**Stored rows**

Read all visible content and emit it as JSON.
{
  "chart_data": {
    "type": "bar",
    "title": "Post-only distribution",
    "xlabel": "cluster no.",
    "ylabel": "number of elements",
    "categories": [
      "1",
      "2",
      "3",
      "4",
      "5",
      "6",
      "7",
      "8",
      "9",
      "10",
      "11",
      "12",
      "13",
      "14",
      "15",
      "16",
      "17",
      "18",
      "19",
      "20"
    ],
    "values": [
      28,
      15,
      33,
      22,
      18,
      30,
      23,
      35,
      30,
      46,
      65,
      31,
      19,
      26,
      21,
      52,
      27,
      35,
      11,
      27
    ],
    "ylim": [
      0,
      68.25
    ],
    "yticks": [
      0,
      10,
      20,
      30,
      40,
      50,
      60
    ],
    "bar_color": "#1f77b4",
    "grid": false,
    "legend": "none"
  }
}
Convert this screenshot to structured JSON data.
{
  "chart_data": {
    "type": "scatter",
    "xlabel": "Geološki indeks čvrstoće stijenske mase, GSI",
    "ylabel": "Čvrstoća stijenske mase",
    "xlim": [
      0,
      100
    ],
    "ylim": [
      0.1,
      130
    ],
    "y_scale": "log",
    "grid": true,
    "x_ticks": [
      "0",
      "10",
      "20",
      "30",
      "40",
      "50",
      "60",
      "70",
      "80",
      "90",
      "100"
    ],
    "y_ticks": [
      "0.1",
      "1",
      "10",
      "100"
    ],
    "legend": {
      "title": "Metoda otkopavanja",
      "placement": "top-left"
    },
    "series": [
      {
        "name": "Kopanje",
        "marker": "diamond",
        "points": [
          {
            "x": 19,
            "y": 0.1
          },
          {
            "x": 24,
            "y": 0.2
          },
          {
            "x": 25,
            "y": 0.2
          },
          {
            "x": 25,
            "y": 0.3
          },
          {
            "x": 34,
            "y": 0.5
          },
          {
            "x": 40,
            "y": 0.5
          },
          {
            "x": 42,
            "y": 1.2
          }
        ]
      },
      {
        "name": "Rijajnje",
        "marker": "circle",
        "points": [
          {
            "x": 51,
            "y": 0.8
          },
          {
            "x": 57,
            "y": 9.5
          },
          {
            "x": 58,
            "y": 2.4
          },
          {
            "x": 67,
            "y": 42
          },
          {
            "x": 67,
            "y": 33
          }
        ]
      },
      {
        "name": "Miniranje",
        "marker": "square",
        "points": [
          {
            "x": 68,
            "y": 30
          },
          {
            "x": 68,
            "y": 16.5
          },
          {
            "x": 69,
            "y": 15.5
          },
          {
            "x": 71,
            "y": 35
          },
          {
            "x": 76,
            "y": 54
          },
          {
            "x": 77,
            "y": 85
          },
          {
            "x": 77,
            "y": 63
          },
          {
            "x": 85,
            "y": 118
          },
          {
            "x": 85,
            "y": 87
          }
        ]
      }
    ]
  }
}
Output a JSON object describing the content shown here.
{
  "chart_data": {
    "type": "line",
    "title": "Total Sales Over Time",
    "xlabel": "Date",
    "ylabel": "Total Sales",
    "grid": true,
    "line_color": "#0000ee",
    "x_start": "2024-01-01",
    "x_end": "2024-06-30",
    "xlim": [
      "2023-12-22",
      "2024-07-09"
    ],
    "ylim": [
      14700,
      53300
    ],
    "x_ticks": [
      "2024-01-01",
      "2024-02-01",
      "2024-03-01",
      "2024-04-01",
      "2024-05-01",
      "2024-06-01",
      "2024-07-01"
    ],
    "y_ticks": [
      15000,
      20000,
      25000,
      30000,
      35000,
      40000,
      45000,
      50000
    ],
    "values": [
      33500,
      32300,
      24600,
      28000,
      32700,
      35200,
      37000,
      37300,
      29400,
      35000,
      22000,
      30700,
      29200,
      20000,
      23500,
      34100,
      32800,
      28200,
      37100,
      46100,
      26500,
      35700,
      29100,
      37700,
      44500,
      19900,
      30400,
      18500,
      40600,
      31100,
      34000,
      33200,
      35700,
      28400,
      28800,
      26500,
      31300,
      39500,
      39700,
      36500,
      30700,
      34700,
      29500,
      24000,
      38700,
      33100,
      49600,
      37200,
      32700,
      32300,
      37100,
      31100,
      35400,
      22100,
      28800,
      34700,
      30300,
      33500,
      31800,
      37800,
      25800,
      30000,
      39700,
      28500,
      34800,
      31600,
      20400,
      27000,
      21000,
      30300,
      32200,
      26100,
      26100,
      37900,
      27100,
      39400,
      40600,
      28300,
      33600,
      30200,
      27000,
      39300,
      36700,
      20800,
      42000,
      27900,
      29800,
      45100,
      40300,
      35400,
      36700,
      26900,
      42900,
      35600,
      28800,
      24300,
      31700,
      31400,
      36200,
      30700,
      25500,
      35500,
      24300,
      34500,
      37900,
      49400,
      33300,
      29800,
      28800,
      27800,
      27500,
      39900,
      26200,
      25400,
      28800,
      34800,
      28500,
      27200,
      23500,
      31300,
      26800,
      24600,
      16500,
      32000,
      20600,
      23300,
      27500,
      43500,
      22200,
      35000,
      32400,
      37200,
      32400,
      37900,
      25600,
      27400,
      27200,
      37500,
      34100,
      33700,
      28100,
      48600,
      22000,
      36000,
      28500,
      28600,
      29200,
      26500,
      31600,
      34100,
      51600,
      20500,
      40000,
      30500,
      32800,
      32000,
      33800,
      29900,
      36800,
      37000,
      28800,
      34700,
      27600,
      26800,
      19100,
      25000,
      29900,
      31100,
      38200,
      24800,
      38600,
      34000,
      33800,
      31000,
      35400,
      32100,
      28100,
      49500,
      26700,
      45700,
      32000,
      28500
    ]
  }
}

**Work required**
Copy each record from above exactly, and include every line.

**In response**
Read all visible content and emit it as JSON.
{
  "chart_data": {
    "type": "bar",
    "title": "Post-only distribution",
    "xlabel": "cluster no.",
    "ylabel": "number of elements",
    "categories": [
      "1",
      "2",
      "3",
      "4",
      "5",
      "6",
      "7",
      "8",
      "9",
      "10",
      "11",
      "12",
      "13",
      "14",
      "15",
      "16",
      "17",
      "18",
      "19",
      "20"
    ],
    "values": [
      28,
      15,
      33,
      22,
      18,
      30,
      23,
      35,
      30,
      46,
      65,
      31,
      19,
      26,
      21,
      52,
      27,
      35,
      11,
      27
    ],
    "ylim": [
      0,
      68.25
    ],
    "yticks": [
      0,
      10,
      20,
      30,
      40,
      50,
      60
    ],
    "bar_color": "#1f77b4",
    "grid": false,
    "legend": "none"
  }
}
Convert this screenshot to structured JSON data.
{
  "chart_data": {
    "type": "scatter",
    "xlabel": "Geološki indeks čvrstoće stijenske mase, GSI",
    "ylabel": "Čvrstoća stijenske mase",
    "xlim": [
      0,
      100
    ],
    "ylim": [
      0.1,
      130
    ],
    "y_scale": "log",
    "grid": true,
    "x_ticks": [
      "0",
      "10",
      "20",
      "30",
      "40",
      "50",
      "60",
      "70",
      "80",
      "90",
      "100"
    ],
    "y_ticks": [
      "0.1",
      "1",
      "10",
      "100"
    ],
    "legend": {
      "title": "Metoda otkopavanja",
      "placement": "top-left"
    },
    "series": [
      {
        "name": "Kopanje",
        "marker": "diamond",
        "points": [
          {
            "x": 19,
            "y": 0.1
          },
          {
            "x": 24,
            "y": 0.2
          },
          {
            "x": 25,
            "y": 0.2
          },
          {
            "x": 25,
            "y": 0.3
          },
          {
            "x": 34,
            "y": 0.5
          },
          {
            "x": 40,
            "y": 0.5
          },
          {
            "x": 42,
            "y": 1.2
          }
        ]
      },
      {
        "name": "Rijajnje",
        "marker": "circle",
        "points": [
          {
            "x": 51,
            "y": 0.8
          },
          {
            "x": 57,
            "y": 9.5
          },
          {
            "x": 58,
            "y": 2.4
          },
          {
            "x": 67,
            "y": 42
          },
          {
            "x": 67,
            "y": 33
          }
        ]
      },
      {
        "name": "Miniranje",
        "marker": "square",
        "points": [
          {
            "x": 68,
            "y": 30
          },
          {
            "x": 68,
            "y": 16.5
          },
          {
            "x": 69,
            "y": 15.5
          },
          {
            "x": 71,
            "y": 35
          },
          {
            "x": 76,
            "y": 54
          },
          {
            "x": 77,
            "y": 85
          },
          {
            "x": 77,
            "y": 63
          },
          {
            "x": 85,
            "y": 118
          },
          {
            "x": 85,
            "y": 87
          }
        ]
      }
    ]
  }
}
Output a JSON object describing the content shown here.
{
  "chart_data": {
    "type": "line",
    "title": "Total Sales Over Time",
    "xlabel": "Date",
    "ylabel": "Total Sales",
    "grid": true,
    "line_color": "#0000ee",
    "x_start": "2024-01-01",
    "x_end": "2024-06-30",
    "xlim": [
      "2023-12-22",
      "2024-07-09"
    ],
    "ylim": [
      14700,
      53300
    ],
    "x_ticks": [
      "2024-01-01",
      "2024-02-01",
      "2024-03-01",
      "2024-04-01",
      "2024-05-01",
      "2024-06-01",
      "2024-07-01"
    ],
    "y_ticks": [
      15000,
      20000,
      25000,
      30000,
      35000,
      40000,
      45000,
      50000
    ],
    "values": [
      33500,
      32300,
      24600,
      28000,
      32700,
      35200,
      37000,
      37300,
      29400,
      35000,
      22000,
      30700,
      29200,
      20000,
      23500,
      34100,
      32800,
      28200,
      37100,
      46100,
      26500,
      35700,
      29100,
      37700,
      44500,
      19900,
      30400,
      18500,
      40600,
      31100,
      34000,
      33200,
      35700,
      28400,
      28800,
      26500,
      31300,
      39500,
      39700,
      36500,
      30700,
      34700,
      29500,
      24000,
      38700,
      33100,
      49600,
      37200,
      32700,
      32300,
      37100,
      31100,
      35400,
      22100,
      28800,
      34700,
      30300,
      33500,
      31800,
      37800,
      25800,
      30000,
      39700,
      28500,
      34800,
      31600,
      20400,
      27000,
      21000,
      30300,
      32200,
      26100,
      26100,
      37900,
      27100,
      39400,
      40600,
      28300,
      33600,
      30200,
      27000,
      39300,
      36700,
      20800,
      42000,
      27900,
      29800,
      45100,
      40300,
      35400,
      36700,
      26900,
      42900,
      35600,
      28800,
      24300,
      31700,
      31400,
      36200,
      30700,
      25500,
      35500,
      24300,
      34500,
      37900,
      49400,
      33300,
      29800,
      28800,
      27800,
      27500,
      39900,
      26200,
      25400,
      28800,
      34800,
      28500,
      27200,
      23500,
      31300,
      26800,
      24600,
      16500,
      32000,
      20600,
      23300,
      27500,
      43500,
      22200,
      35000,
      32400,
      37200,
      32400,
      37900,
      25600,
      27400,
      27200,
      37500,
      34100,
      33700,
      28100,
      48600,
      22000,
      36000,
      28500,
      28600,
      29200,
      26500,
      31600,
      34100,
      51600,
      20500,
      40000,
      30500,
      32800,
      32000,
      33800,
      29900,
      36800,
      37000,
      28800,
      34700,
      27600,
      26800,
      19100,
      25000,
      29900,
      31100,
      38200,
      24800,
      38600,
      34000,
      33800,
      31000,
      35400,
      32100,
      28100,
      49500,
      26700,
      45700,
      32000,
      28500
    ]
  }
}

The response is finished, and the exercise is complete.